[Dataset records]
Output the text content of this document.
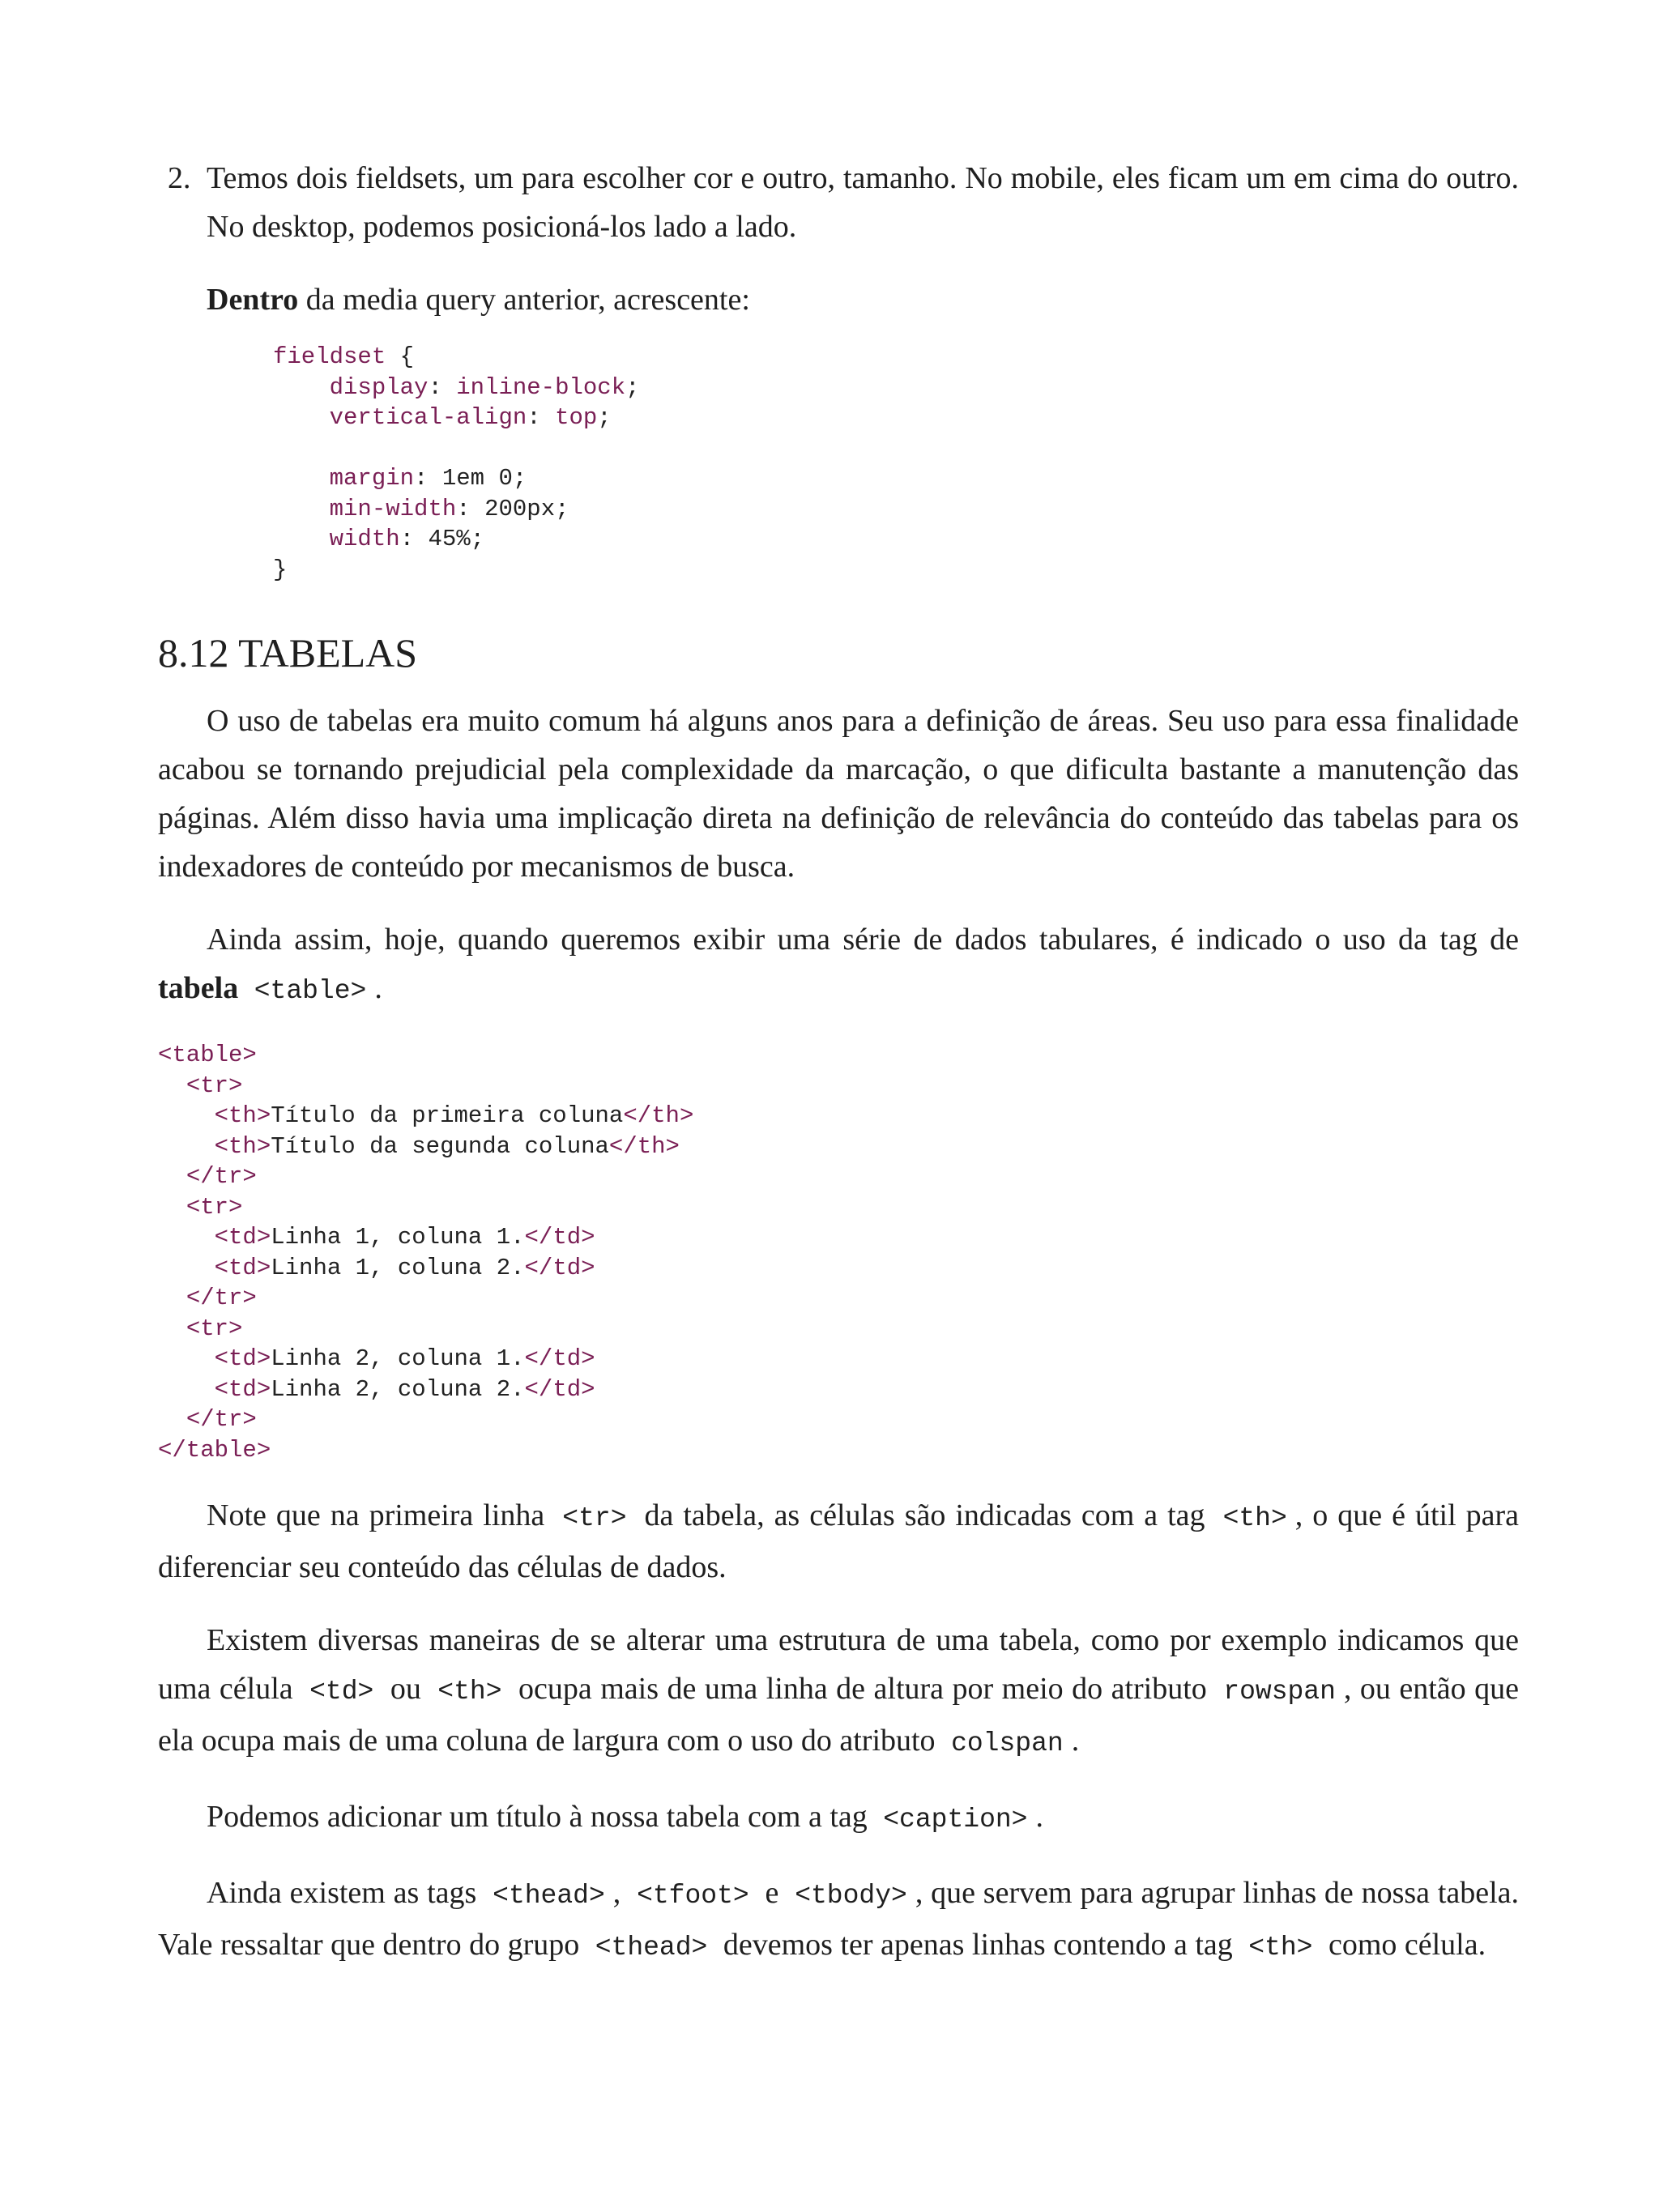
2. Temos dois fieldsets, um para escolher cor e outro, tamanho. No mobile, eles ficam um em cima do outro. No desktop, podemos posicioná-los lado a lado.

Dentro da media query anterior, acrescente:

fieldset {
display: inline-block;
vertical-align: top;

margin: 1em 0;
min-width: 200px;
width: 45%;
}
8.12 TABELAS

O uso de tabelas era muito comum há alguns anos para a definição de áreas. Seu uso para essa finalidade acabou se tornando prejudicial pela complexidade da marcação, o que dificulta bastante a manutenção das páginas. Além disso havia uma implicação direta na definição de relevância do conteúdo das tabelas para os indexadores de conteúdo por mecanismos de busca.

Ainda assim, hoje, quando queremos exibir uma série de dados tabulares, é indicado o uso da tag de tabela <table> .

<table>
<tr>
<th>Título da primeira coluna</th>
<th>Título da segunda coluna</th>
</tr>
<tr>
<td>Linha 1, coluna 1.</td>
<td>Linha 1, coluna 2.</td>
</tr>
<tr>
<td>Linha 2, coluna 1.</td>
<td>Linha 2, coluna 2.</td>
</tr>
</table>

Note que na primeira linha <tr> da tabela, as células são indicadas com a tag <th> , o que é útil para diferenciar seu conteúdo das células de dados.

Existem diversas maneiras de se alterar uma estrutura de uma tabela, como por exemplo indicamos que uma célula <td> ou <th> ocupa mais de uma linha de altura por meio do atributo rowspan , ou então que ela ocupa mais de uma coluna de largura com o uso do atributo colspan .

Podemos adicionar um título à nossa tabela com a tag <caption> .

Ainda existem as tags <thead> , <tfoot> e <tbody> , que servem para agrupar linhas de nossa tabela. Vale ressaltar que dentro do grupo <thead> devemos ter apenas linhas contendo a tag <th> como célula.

## TASK DETAILS:
Output all of the records exactly as they appear above, but not the pictures.

## RESPONSE BELOW:
Output the text content of this document.
2. Temos dois fieldsets, um para escolher cor e outro, tamanho. No mobile, eles ficam um em cima do outro. No desktop, podemos posicioná-los lado a lado.

Dentro da media query anterior, acrescente:

fieldset {
display: inline-block;
vertical-align: top;

margin: 1em 0;
min-width: 200px;
width: 45%;
}
8.12 TABELAS

O uso de tabelas era muito comum há alguns anos para a definição de áreas. Seu uso para essa finalidade acabou se tornando prejudicial pela complexidade da marcação, o que dificulta bastante a manutenção das páginas. Além disso havia uma implicação direta na definição de relevância do conteúdo das tabelas para os indexadores de conteúdo por mecanismos de busca.

Ainda assim, hoje, quando queremos exibir uma série de dados tabulares, é indicado o uso da tag de tabela <table> .

<table>
<tr>
<th>Título da primeira coluna</th>
<th>Título da segunda coluna</th>
</tr>
<tr>
<td>Linha 1, coluna 1.</td>
<td>Linha 1, coluna 2.</td>
</tr>
<tr>
<td>Linha 2, coluna 1.</td>
<td>Linha 2, coluna 2.</td>
</tr>
</table>

Note que na primeira linha <tr> da tabela, as células são indicadas com a tag <th> , o que é útil para diferenciar seu conteúdo das células de dados.

Existem diversas maneiras de se alterar uma estrutura de uma tabela, como por exemplo indicamos que uma célula <td> ou <th> ocupa mais de uma linha de altura por meio do atributo rowspan , ou então que ela ocupa mais de uma coluna de largura com o uso do atributo colspan .

Podemos adicionar um título à nossa tabela com a tag <caption> .

Ainda existem as tags <thead> , <tfoot> e <tbody> , que servem para agrupar linhas de nossa tabela. Vale ressaltar que dentro do grupo <thead> devemos ter apenas linhas contendo a tag <th> como célula.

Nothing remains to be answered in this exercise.